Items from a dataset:
↓↓↓
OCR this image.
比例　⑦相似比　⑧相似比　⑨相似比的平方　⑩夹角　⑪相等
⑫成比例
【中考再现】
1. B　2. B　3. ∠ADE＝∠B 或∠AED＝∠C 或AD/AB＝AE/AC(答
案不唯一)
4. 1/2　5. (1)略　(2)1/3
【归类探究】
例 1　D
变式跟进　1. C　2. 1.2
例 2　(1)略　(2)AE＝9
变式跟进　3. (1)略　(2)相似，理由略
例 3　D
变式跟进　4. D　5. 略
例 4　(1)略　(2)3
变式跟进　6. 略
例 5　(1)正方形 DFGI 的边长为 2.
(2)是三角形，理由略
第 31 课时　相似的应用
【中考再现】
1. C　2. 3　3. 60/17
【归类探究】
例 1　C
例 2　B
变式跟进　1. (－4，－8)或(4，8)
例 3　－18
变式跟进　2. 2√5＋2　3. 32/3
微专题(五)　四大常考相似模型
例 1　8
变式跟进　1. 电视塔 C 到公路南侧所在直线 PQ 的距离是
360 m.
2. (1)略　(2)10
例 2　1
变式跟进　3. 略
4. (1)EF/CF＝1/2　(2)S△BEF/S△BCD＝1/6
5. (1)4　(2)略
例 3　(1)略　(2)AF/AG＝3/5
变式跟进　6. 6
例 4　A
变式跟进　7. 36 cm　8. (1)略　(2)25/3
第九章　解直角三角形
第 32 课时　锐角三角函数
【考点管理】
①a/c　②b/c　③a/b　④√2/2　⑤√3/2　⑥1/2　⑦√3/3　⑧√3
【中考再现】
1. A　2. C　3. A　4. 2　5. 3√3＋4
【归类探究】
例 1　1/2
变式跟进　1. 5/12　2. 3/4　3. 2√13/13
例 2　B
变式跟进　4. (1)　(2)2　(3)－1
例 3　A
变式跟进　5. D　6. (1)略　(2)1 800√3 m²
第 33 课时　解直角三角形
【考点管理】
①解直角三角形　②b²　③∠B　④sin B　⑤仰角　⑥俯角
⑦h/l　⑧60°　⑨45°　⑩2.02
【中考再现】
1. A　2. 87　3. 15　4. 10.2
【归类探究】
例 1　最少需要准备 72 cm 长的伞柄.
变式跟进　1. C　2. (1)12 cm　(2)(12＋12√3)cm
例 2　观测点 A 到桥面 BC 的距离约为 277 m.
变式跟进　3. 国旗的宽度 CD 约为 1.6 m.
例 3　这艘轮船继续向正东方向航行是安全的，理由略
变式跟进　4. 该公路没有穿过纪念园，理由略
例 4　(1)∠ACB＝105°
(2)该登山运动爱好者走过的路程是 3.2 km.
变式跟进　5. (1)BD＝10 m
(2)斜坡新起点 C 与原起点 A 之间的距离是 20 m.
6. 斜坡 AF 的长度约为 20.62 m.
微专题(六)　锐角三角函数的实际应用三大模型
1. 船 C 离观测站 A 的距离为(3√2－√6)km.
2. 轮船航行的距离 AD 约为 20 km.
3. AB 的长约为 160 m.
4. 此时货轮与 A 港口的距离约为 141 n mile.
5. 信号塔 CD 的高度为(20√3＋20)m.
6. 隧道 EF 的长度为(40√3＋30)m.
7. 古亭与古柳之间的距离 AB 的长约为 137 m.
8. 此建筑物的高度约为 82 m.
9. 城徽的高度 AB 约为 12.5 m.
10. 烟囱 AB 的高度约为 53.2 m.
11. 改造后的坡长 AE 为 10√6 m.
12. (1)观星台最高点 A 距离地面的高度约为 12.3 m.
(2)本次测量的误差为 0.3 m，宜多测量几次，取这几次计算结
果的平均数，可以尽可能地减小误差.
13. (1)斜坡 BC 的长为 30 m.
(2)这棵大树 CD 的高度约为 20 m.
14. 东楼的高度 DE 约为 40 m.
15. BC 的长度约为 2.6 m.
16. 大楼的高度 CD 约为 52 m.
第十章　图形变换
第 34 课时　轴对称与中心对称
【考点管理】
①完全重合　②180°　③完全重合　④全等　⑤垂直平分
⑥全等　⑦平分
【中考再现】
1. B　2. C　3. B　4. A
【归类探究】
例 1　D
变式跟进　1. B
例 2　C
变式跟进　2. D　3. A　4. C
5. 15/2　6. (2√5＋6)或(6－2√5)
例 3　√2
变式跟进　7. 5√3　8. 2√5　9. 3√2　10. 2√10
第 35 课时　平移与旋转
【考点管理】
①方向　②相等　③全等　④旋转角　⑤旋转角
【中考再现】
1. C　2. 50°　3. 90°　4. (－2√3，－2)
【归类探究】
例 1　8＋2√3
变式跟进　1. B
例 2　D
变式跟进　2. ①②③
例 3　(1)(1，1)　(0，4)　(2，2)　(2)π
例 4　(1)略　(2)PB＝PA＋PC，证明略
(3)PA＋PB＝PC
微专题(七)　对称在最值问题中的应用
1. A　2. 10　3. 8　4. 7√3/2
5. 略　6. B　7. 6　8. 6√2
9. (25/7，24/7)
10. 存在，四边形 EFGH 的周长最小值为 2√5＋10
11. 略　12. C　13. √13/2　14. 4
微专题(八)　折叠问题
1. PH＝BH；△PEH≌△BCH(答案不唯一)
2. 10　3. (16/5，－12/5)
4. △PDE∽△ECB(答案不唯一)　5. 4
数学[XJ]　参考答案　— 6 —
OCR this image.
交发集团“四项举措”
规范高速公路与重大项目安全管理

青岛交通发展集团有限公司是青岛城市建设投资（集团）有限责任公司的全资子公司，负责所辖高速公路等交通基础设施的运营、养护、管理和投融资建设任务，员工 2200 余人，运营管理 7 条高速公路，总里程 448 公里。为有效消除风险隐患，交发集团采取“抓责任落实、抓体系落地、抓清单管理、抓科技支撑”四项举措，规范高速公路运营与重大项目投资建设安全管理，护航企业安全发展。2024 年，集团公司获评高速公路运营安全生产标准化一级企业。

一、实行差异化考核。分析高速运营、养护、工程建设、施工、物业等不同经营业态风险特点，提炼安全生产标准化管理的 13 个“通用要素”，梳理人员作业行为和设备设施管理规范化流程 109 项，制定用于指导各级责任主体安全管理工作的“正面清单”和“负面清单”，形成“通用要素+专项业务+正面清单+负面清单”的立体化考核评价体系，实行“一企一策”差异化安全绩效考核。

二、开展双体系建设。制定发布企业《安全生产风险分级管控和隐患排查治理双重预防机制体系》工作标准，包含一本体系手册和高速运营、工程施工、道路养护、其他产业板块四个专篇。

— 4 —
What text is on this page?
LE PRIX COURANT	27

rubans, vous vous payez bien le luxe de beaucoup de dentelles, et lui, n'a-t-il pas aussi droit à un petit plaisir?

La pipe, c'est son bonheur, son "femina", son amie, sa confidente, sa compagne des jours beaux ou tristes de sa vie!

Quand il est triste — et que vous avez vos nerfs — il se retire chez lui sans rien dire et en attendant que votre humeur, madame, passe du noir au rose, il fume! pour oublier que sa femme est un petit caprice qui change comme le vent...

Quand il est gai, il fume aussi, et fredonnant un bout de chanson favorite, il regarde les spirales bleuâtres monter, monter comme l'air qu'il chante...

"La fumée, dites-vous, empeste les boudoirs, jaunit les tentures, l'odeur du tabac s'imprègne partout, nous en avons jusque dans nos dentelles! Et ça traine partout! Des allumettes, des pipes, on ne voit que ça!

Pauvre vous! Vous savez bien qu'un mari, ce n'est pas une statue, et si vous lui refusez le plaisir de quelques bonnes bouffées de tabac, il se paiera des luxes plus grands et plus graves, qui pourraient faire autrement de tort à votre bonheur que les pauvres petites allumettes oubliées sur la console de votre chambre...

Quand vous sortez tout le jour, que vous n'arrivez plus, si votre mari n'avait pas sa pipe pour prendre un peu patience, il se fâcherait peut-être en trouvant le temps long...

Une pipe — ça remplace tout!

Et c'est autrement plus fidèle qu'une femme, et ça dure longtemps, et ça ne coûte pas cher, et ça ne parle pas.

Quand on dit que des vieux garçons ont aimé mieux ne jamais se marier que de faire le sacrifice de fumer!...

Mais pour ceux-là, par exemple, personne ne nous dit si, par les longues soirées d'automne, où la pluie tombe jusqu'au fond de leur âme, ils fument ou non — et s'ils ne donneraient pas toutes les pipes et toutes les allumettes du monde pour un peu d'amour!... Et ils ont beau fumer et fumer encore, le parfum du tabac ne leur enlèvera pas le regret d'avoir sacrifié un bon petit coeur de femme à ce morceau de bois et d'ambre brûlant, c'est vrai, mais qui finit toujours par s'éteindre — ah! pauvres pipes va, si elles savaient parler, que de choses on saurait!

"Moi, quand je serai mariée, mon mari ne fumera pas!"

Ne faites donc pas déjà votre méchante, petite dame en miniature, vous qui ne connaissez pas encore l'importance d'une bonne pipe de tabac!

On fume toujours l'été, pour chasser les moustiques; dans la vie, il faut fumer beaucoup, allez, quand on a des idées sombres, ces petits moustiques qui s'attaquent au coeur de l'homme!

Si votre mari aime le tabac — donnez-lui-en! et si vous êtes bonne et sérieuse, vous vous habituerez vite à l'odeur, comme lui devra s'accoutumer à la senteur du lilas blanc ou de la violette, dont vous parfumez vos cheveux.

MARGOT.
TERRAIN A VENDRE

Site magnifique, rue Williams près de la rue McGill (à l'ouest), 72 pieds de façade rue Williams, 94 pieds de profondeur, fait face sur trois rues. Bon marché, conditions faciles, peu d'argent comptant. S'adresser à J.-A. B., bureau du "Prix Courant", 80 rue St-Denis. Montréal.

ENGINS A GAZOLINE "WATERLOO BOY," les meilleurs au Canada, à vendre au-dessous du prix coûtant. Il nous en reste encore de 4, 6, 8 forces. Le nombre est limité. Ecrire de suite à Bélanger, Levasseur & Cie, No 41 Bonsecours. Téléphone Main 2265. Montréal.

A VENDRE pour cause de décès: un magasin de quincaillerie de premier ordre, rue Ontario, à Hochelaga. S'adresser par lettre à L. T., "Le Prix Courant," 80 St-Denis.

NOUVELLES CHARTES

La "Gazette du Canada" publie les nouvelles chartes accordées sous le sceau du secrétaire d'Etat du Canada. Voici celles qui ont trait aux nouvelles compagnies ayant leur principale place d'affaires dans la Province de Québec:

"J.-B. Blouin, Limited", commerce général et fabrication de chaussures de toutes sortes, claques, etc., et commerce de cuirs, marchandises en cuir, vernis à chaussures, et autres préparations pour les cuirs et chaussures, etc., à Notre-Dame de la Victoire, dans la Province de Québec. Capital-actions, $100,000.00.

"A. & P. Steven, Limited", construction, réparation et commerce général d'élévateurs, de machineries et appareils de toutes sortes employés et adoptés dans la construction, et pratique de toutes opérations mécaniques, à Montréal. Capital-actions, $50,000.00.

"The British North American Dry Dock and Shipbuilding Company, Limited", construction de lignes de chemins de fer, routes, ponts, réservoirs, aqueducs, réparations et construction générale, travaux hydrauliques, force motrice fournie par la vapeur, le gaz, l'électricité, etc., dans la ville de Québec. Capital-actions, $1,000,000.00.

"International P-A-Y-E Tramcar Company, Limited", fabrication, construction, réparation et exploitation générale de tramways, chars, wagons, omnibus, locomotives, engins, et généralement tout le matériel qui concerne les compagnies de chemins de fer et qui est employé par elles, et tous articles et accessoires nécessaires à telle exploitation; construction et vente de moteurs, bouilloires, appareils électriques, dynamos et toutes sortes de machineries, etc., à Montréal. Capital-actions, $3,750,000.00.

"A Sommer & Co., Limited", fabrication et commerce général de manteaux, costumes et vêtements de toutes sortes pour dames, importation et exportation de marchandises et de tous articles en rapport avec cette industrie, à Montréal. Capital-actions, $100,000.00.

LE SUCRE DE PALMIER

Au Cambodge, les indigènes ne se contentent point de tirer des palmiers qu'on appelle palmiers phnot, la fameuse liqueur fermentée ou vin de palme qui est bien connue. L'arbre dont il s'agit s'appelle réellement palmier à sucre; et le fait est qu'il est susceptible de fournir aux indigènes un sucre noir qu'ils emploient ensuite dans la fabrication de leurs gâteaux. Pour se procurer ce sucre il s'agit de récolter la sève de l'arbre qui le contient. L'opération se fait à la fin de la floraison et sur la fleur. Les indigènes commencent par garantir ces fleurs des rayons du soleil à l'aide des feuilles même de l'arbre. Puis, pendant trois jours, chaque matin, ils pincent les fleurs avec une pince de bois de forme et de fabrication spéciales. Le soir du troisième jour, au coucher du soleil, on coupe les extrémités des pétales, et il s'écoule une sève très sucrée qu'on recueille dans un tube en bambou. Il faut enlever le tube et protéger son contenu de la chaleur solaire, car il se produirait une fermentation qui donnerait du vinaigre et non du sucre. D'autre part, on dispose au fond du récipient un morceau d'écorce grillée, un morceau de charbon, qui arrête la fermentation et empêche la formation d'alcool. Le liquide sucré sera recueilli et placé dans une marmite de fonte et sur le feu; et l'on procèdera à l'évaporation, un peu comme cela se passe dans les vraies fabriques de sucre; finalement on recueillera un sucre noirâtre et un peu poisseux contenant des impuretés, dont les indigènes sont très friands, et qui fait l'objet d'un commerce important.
↑↑↑
The task -> Tally up the lines holding the string "Capital" in this listing, and report the total alone.

Answer in full -> 5